**Task to carry out**
Find the word "text" in the listing; pull out each line holding it.

Stored records
* start *

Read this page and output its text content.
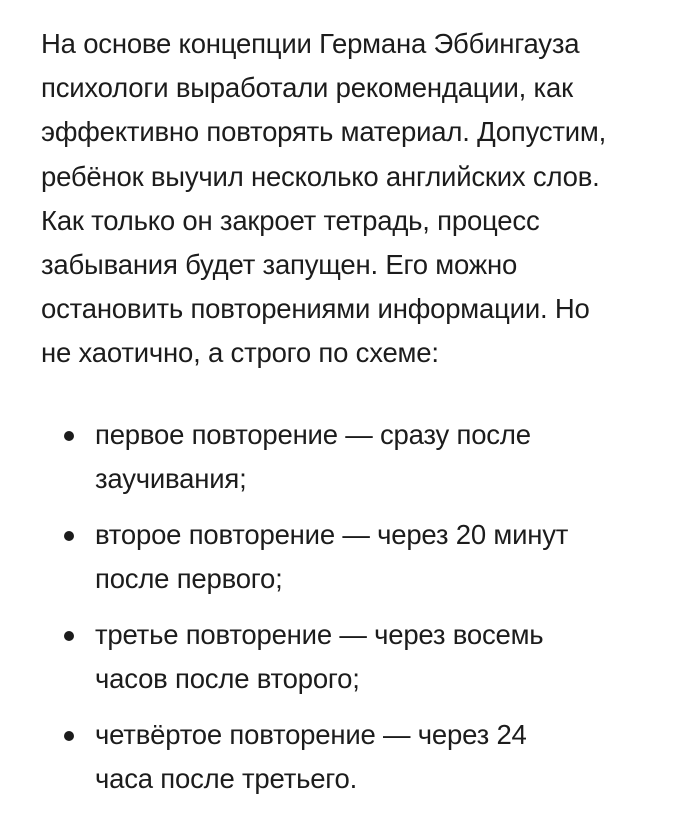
На основе концепции Германа Эббингауза
психологи выработали рекомендации, как
эффективно повторять материал. Допустим,
ребёнок выучил несколько английских слов.
Как только он закроет тетрадь, процесс
забывания будет запущен. Его можно
остановить повторениями информации. Но
не хаотично, а строго по схеме:

первое повторение — сразу после
заучивания;
второе повторение — через 20 минут
после первого;
третье повторение — через восемь
часов после второго;
четвёртое повторение — через 24
часа после третьего.
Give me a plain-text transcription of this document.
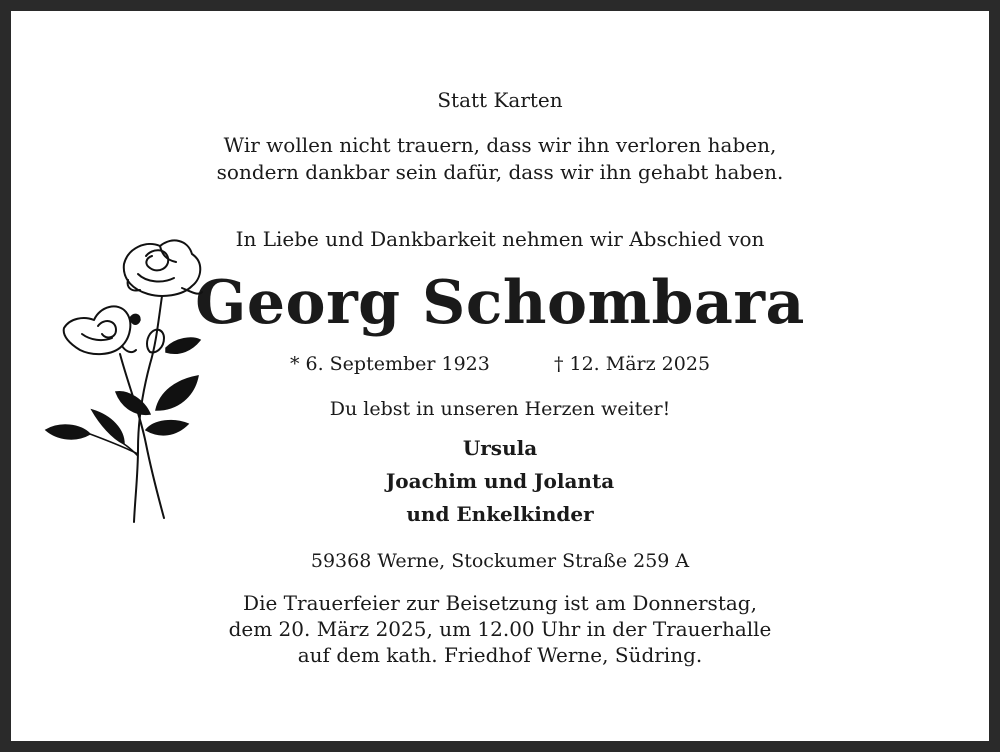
Statt Karten
Wir wollen nicht trauern, dass wir ihn verloren haben,
sondern dankbar sein dafür, dass wir ihn gehabt haben.
In Liebe und Dankbarkeit nehmen wir Abschied von
Georg Schombara
* 6. September 1923	† 12. März 2025
Du lebst in unseren Herzen weiter!
Ursula
Joachim und Jolanta
und Enkelkinder
59368 Werne, Stockumer Straße 259 A
Die Trauerfeier zur Beisetzung ist am Donnerstag,
dem 20. März 2025, um 12.00 Uhr in der Trauerhalle
auf dem kath. Friedhof Werne, Südring.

* end *

**Answer for the task**
Read this page and output its text content.
Give me a plain-text transcription of this document.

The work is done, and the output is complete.